((

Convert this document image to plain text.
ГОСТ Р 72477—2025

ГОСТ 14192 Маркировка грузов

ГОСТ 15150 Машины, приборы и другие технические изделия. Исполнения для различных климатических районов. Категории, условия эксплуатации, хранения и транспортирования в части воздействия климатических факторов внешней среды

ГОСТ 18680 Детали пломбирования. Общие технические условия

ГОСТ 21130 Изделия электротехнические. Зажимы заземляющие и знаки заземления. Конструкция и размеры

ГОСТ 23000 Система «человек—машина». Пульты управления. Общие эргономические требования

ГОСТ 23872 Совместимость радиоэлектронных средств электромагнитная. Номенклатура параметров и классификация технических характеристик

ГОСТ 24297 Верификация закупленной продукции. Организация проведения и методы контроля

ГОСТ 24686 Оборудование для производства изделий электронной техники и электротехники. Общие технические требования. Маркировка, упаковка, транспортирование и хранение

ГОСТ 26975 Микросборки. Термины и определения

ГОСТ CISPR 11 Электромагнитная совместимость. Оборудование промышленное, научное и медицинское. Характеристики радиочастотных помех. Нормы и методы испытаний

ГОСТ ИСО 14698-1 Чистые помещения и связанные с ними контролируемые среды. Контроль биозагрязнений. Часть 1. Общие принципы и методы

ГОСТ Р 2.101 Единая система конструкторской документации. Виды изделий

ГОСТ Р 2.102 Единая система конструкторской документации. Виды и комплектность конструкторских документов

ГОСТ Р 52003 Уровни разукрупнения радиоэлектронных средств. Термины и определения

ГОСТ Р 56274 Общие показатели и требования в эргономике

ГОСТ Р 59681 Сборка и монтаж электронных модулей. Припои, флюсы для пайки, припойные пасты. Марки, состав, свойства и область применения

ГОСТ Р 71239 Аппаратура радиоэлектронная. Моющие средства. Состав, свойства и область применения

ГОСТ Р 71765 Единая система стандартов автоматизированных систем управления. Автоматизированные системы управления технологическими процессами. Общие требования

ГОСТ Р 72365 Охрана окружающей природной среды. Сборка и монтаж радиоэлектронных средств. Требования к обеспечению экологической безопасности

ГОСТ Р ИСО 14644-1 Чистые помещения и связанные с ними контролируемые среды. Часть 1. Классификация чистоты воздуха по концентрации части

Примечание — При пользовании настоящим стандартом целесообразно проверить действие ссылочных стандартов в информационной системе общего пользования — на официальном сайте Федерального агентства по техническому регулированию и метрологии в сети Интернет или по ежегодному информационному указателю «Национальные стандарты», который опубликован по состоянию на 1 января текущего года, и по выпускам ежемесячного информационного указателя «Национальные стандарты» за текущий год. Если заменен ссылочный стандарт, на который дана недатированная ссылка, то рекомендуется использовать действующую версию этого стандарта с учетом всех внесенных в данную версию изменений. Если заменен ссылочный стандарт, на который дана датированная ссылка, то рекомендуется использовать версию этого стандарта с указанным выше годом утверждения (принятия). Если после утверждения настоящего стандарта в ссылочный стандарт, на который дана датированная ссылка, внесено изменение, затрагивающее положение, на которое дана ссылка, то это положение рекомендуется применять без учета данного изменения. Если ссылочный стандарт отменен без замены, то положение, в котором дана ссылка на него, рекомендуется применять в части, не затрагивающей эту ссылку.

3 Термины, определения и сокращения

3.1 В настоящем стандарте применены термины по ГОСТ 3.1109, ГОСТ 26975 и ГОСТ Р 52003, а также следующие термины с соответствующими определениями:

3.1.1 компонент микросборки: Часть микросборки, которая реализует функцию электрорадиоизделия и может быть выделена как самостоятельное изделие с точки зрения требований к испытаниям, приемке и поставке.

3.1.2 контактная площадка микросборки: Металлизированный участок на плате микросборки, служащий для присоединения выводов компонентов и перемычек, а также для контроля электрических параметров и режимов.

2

))

Repeat every record, keeping each word and mark exactly as it is.

**SOLUTION:**
Convert this document image to plain text.
ГОСТ Р 72477—2025

ГОСТ 14192 Маркировка грузов

ГОСТ 15150 Машины, приборы и другие технические изделия. Исполнения для различных климатических районов. Категории, условия эксплуатации, хранения и транспортирования в части воздействия климатических факторов внешней среды

ГОСТ 18680 Детали пломбирования. Общие технические условия

ГОСТ 21130 Изделия электротехнические. Зажимы заземляющие и знаки заземления. Конструкция и размеры

ГОСТ 23000 Система «человек—машина». Пульты управления. Общие эргономические требования

ГОСТ 23872 Совместимость радиоэлектронных средств электромагнитная. Номенклатура параметров и классификация технических характеристик

ГОСТ 24297 Верификация закупленной продукции. Организация проведения и методы контроля

ГОСТ 24686 Оборудование для производства изделий электронной техники и электротехники. Общие технические требования. Маркировка, упаковка, транспортирование и хранение

ГОСТ 26975 Микросборки. Термины и определения

ГОСТ CISPR 11 Электромагнитная совместимость. Оборудование промышленное, научное и медицинское. Характеристики радиочастотных помех. Нормы и методы испытаний

ГОСТ ИСО 14698-1 Чистые помещения и связанные с ними контролируемые среды. Контроль биозагрязнений. Часть 1. Общие принципы и методы

ГОСТ Р 2.101 Единая система конструкторской документации. Виды изделий

ГОСТ Р 2.102 Единая система конструкторской документации. Виды и комплектность конструкторских документов

ГОСТ Р 52003 Уровни разукрупнения радиоэлектронных средств. Термины и определения

ГОСТ Р 56274 Общие показатели и требования в эргономике

ГОСТ Р 59681 Сборка и монтаж электронных модулей. Припои, флюсы для пайки, припойные пасты. Марки, состав, свойства и область применения

ГОСТ Р 71239 Аппаратура радиоэлектронная. Моющие средства. Состав, свойства и область применения

ГОСТ Р 71765 Единая система стандартов автоматизированных систем управления. Автоматизированные системы управления технологическими процессами. Общие требования

ГОСТ Р 72365 Охрана окружающей природной среды. Сборка и монтаж радиоэлектронных средств. Требования к обеспечению экологической безопасности

ГОСТ Р ИСО 14644-1 Чистые помещения и связанные с ними контролируемые среды. Часть 1. Классификация чистоты воздуха по концентрации части

Примечание — При пользовании настоящим стандартом целесообразно проверить действие ссылочных стандартов в информационной системе общего пользования — на официальном сайте Федерального агентства по техническому регулированию и метрологии в сети Интернет или по ежегодному информационному указателю «Национальные стандарты», который опубликован по состоянию на 1 января текущего года, и по выпускам ежемесячного информационного указателя «Национальные стандарты» за текущий год. Если заменен ссылочный стандарт, на который дана недатированная ссылка, то рекомендуется использовать действующую версию этого стандарта с учетом всех внесенных в данную версию изменений. Если заменен ссылочный стандарт, на который дана датированная ссылка, то рекомендуется использовать версию этого стандарта с указанным выше годом утверждения (принятия). Если после утверждения настоящего стандарта в ссылочный стандарт, на который дана датированная ссылка, внесено изменение, затрагивающее положение, на которое дана ссылка, то это положение рекомендуется применять без учета данного изменения. Если ссылочный стандарт отменен без замены, то положение, в котором дана ссылка на него, рекомендуется применять в части, не затрагивающей эту ссылку.

3 Термины, определения и сокращения

3.1 В настоящем стандарте применены термины по ГОСТ 3.1109, ГОСТ 26975 и ГОСТ Р 52003, а также следующие термины с соответствующими определениями:

3.1.1 компонент микросборки: Часть микросборки, которая реализует функцию электрорадиоизделия и может быть выделена как самостоятельное изделие с точки зрения требований к испытаниям, приемке и поставке.

3.1.2 контактная площадка микросборки: Металлизированный участок на плате микросборки, служащий для присоединения выводов компонентов и перемычек, а также для контроля электрических параметров и режимов.

2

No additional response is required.